[Figure dataset records]
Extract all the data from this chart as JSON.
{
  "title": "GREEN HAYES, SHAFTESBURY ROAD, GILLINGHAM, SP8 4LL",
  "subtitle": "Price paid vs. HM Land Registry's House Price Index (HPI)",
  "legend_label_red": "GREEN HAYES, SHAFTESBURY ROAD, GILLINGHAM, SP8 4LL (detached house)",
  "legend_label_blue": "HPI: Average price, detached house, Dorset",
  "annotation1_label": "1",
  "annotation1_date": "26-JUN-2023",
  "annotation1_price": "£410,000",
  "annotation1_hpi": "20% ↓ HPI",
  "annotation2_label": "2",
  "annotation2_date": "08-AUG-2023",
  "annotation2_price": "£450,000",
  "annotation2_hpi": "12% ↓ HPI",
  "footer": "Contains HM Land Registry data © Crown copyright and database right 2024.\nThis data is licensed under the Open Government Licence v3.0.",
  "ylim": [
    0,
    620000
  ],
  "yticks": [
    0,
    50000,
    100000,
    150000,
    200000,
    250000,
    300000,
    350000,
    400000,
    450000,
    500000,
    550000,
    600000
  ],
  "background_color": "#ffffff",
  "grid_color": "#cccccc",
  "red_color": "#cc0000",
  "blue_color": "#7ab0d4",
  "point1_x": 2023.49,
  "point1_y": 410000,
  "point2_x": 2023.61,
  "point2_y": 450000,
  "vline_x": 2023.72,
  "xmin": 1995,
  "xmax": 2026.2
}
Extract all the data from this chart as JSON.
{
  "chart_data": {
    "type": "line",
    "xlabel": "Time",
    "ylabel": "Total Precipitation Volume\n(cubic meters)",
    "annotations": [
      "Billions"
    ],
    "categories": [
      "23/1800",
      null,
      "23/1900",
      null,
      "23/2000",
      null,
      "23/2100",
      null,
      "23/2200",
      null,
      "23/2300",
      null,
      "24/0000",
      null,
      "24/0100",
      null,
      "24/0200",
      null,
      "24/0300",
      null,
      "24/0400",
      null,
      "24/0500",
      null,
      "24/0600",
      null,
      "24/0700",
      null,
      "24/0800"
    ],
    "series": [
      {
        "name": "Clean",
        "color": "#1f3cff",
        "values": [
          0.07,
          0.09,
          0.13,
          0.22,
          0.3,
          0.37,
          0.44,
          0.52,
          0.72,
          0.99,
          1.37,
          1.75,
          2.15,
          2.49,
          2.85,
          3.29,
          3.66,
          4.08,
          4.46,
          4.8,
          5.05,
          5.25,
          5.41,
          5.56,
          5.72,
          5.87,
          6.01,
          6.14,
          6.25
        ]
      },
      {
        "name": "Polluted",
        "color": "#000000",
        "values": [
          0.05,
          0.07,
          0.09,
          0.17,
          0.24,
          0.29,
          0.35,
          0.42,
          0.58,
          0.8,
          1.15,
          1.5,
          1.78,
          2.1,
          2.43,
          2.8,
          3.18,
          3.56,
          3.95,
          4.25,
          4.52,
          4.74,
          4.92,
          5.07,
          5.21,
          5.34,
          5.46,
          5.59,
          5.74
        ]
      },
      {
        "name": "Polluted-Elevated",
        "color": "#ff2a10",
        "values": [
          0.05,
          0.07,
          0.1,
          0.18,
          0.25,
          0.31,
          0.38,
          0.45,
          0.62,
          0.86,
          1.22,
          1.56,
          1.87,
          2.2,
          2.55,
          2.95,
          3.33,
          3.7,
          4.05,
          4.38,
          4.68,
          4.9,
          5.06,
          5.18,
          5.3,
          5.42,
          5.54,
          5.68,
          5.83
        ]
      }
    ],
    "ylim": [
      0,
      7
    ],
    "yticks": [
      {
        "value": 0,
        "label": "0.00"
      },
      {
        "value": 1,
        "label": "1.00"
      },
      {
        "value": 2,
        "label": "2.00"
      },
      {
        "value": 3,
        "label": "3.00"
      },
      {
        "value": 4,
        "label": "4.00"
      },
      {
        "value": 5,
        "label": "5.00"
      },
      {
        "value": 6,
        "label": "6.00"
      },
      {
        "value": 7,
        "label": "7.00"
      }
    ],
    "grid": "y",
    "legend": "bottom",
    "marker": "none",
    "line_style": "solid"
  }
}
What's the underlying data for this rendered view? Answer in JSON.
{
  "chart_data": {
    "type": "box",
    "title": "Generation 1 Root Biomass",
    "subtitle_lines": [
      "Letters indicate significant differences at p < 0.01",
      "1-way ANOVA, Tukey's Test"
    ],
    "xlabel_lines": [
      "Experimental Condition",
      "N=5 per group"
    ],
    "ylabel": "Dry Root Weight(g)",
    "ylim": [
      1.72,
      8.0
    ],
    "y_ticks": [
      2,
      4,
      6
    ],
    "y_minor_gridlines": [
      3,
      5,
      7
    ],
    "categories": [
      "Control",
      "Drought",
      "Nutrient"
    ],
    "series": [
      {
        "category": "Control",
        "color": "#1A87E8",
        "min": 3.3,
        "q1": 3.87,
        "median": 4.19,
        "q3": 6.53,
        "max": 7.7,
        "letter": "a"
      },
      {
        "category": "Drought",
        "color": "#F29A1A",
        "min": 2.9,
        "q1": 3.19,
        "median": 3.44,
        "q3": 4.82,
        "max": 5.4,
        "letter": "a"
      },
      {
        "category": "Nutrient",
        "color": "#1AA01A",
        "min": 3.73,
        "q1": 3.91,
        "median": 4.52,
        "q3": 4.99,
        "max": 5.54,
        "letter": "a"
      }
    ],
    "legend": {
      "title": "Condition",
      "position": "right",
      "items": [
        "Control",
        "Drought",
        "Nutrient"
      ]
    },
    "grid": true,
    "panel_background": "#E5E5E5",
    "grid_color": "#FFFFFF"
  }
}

• INSTRUCTIONS FOR THE TASK: Once more, set down the full listing, verbatim.

• FULL ANSWER:
Extract all the data from this chart as JSON.
{
  "title": "GREEN HAYES, SHAFTESBURY ROAD, GILLINGHAM, SP8 4LL",
  "subtitle": "Price paid vs. HM Land Registry's House Price Index (HPI)",
  "legend_label_red": "GREEN HAYES, SHAFTESBURY ROAD, GILLINGHAM, SP8 4LL (detached house)",
  "legend_label_blue": "HPI: Average price, detached house, Dorset",
  "annotation1_label": "1",
  "annotation1_date": "26-JUN-2023",
  "annotation1_price": "£410,000",
  "annotation1_hpi": "20% ↓ HPI",
  "annotation2_label": "2",
  "annotation2_date": "08-AUG-2023",
  "annotation2_price": "£450,000",
  "annotation2_hpi": "12% ↓ HPI",
  "footer": "Contains HM Land Registry data © Crown copyright and database right 2024.\nThis data is licensed under the Open Government Licence v3.0.",
  "ylim": [
    0,
    620000
  ],
  "yticks": [
    0,
    50000,
    100000,
    150000,
    200000,
    250000,
    300000,
    350000,
    400000,
    450000,
    500000,
    550000,
    600000
  ],
  "background_color": "#ffffff",
  "grid_color": "#cccccc",
  "red_color": "#cc0000",
  "blue_color": "#7ab0d4",
  "point1_x": 2023.49,
  "point1_y": 410000,
  "point2_x": 2023.61,
  "point2_y": 450000,
  "vline_x": 2023.72,
  "xmin": 1995,
  "xmax": 2026.2
}
Extract all the data from this chart as JSON.
{
  "chart_data": {
    "type": "line",
    "xlabel": "Time",
    "ylabel": "Total Precipitation Volume\n(cubic meters)",
    "annotations": [
      "Billions"
    ],
    "categories": [
      "23/1800",
      null,
      "23/1900",
      null,
      "23/2000",
      null,
      "23/2100",
      null,
      "23/2200",
      null,
      "23/2300",
      null,
      "24/0000",
      null,
      "24/0100",
      null,
      "24/0200",
      null,
      "24/0300",
      null,
      "24/0400",
      null,
      "24/0500",
      null,
      "24/0600",
      null,
      "24/0700",
      null,
      "24/0800"
    ],
    "series": [
      {
        "name": "Clean",
        "color": "#1f3cff",
        "values": [
          0.07,
          0.09,
          0.13,
          0.22,
          0.3,
          0.37,
          0.44,
          0.52,
          0.72,
          0.99,
          1.37,
          1.75,
          2.15,
          2.49,
          2.85,
          3.29,
          3.66,
          4.08,
          4.46,
          4.8,
          5.05,
          5.25,
          5.41,
          5.56,
          5.72,
          5.87,
          6.01,
          6.14,
          6.25
        ]
      },
      {
        "name": "Polluted",
        "color": "#000000",
        "values": [
          0.05,
          0.07,
          0.09,
          0.17,
          0.24,
          0.29,
          0.35,
          0.42,
          0.58,
          0.8,
          1.15,
          1.5,
          1.78,
          2.1,
          2.43,
          2.8,
          3.18,
          3.56,
          3.95,
          4.25,
          4.52,
          4.74,
          4.92,
          5.07,
          5.21,
          5.34,
          5.46,
          5.59,
          5.74
        ]
      },
      {
        "name": "Polluted-Elevated",
        "color": "#ff2a10",
        "values": [
          0.05,
          0.07,
          0.1,
          0.18,
          0.25,
          0.31,
          0.38,
          0.45,
          0.62,
          0.86,
          1.22,
          1.56,
          1.87,
          2.2,
          2.55,
          2.95,
          3.33,
          3.7,
          4.05,
          4.38,
          4.68,
          4.9,
          5.06,
          5.18,
          5.3,
          5.42,
          5.54,
          5.68,
          5.83
        ]
      }
    ],
    "ylim": [
      0,
      7
    ],
    "yticks": [
      {
        "value": 0,
        "label": "0.00"
      },
      {
        "value": 1,
        "label": "1.00"
      },
      {
        "value": 2,
        "label": "2.00"
      },
      {
        "value": 3,
        "label": "3.00"
      },
      {
        "value": 4,
        "label": "4.00"
      },
      {
        "value": 5,
        "label": "5.00"
      },
      {
        "value": 6,
        "label": "6.00"
      },
      {
        "value": 7,
        "label": "7.00"
      }
    ],
    "grid": "y",
    "legend": "bottom",
    "marker": "none",
    "line_style": "solid"
  }
}
What's the underlying data for this rendered view? Answer in JSON.
{
  "chart_data": {
    "type": "box",
    "title": "Generation 1 Root Biomass",
    "subtitle_lines": [
      "Letters indicate significant differences at p < 0.01",
      "1-way ANOVA, Tukey's Test"
    ],
    "xlabel_lines": [
      "Experimental Condition",
      "N=5 per group"
    ],
    "ylabel": "Dry Root Weight(g)",
    "ylim": [
      1.72,
      8.0
    ],
    "y_ticks": [
      2,
      4,
      6
    ],
    "y_minor_gridlines": [
      3,
      5,
      7
    ],
    "categories": [
      "Control",
      "Drought",
      "Nutrient"
    ],
    "series": [
      {
        "category": "Control",
        "color": "#1A87E8",
        "min": 3.3,
        "q1": 3.87,
        "median": 4.19,
        "q3": 6.53,
        "max": 7.7,
        "letter": "a"
      },
      {
        "category": "Drought",
        "color": "#F29A1A",
        "min": 2.9,
        "q1": 3.19,
        "median": 3.44,
        "q3": 4.82,
        "max": 5.4,
        "letter": "a"
      },
      {
        "category": "Nutrient",
        "color": "#1AA01A",
        "min": 3.73,
        "q1": 3.91,
        "median": 4.52,
        "q3": 4.99,
        "max": 5.54,
        "letter": "a"
      }
    ],
    "legend": {
      "title": "Condition",
      "position": "right",
      "items": [
        "Control",
        "Drought",
        "Nutrient"
      ]
    },
    "grid": true,
    "panel_background": "#E5E5E5",
    "grid_color": "#FFFFFF"
  }
}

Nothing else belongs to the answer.